• Task material:
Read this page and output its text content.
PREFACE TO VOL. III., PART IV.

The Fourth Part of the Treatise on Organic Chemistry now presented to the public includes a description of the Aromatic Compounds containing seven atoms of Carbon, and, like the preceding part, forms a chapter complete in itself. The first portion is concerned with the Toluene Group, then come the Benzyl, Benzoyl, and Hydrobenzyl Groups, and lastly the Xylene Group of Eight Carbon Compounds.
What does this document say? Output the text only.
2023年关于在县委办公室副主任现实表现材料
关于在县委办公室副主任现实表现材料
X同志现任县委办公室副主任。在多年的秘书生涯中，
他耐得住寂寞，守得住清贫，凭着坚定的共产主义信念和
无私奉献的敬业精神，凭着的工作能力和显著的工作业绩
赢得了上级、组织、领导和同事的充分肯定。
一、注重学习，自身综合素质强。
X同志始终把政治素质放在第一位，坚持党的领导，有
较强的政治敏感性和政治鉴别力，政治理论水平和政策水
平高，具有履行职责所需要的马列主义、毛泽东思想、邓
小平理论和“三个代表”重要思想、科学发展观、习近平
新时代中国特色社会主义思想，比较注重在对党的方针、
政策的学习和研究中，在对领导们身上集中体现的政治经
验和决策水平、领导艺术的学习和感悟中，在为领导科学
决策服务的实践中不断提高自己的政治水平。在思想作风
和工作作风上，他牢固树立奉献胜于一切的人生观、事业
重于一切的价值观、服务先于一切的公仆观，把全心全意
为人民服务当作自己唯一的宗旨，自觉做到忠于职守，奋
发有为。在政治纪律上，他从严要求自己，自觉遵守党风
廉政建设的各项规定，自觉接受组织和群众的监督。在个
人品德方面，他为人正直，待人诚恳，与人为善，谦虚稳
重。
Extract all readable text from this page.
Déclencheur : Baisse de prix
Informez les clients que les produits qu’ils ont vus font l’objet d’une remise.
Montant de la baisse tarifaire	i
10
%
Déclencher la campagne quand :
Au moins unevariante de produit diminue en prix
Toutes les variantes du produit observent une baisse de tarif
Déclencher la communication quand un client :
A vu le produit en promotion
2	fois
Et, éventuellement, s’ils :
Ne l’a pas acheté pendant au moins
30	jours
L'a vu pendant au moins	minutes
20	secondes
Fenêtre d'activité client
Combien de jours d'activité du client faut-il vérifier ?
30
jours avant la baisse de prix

• Short exercise:
Copy all of the data exactly.

• Exercise output:
Read this page and output its text content.
PREFACE TO VOL. III., PART IV.

The Fourth Part of the Treatise on Organic Chemistry now presented to the public includes a description of the Aromatic Compounds containing seven atoms of Carbon, and, like the preceding part, forms a chapter complete in itself. The first portion is concerned with the Toluene Group, then come the Benzyl, Benzoyl, and Hydrobenzyl Groups, and lastly the Xylene Group of Eight Carbon Compounds.
What does this document say? Output the text only.
2023年关于在县委办公室副主任现实表现材料
关于在县委办公室副主任现实表现材料
X同志现任县委办公室副主任。在多年的秘书生涯中，
他耐得住寂寞，守得住清贫，凭着坚定的共产主义信念和
无私奉献的敬业精神，凭着的工作能力和显著的工作业绩
赢得了上级、组织、领导和同事的充分肯定。
一、注重学习，自身综合素质强。
X同志始终把政治素质放在第一位，坚持党的领导，有
较强的政治敏感性和政治鉴别力，政治理论水平和政策水
平高，具有履行职责所需要的马列主义、毛泽东思想、邓
小平理论和“三个代表”重要思想、科学发展观、习近平
新时代中国特色社会主义思想，比较注重在对党的方针、
政策的学习和研究中，在对领导们身上集中体现的政治经
验和决策水平、领导艺术的学习和感悟中，在为领导科学
决策服务的实践中不断提高自己的政治水平。在思想作风
和工作作风上，他牢固树立奉献胜于一切的人生观、事业
重于一切的价值观、服务先于一切的公仆观，把全心全意
为人民服务当作自己唯一的宗旨，自觉做到忠于职守，奋
发有为。在政治纪律上，他从严要求自己，自觉遵守党风
廉政建设的各项规定，自觉接受组织和群众的监督。在个
人品德方面，他为人正直，待人诚恳，与人为善，谦虚稳
重。
Extract all readable text from this page.
Déclencheur : Baisse de prix
Informez les clients que les produits qu’ils ont vus font l’objet d’une remise.
Montant de la baisse tarifaire	i
10
%
Déclencher la campagne quand :
Au moins unevariante de produit diminue en prix
Toutes les variantes du produit observent une baisse de tarif
Déclencher la communication quand un client :
A vu le produit en promotion
2	fois
Et, éventuellement, s’ils :
Ne l’a pas acheté pendant au moins
30	jours
L'a vu pendant au moins	minutes
20	secondes
Fenêtre d'activité client
Combien de jours d'activité du client faut-il vérifier ?
30
jours avant la baisse de prix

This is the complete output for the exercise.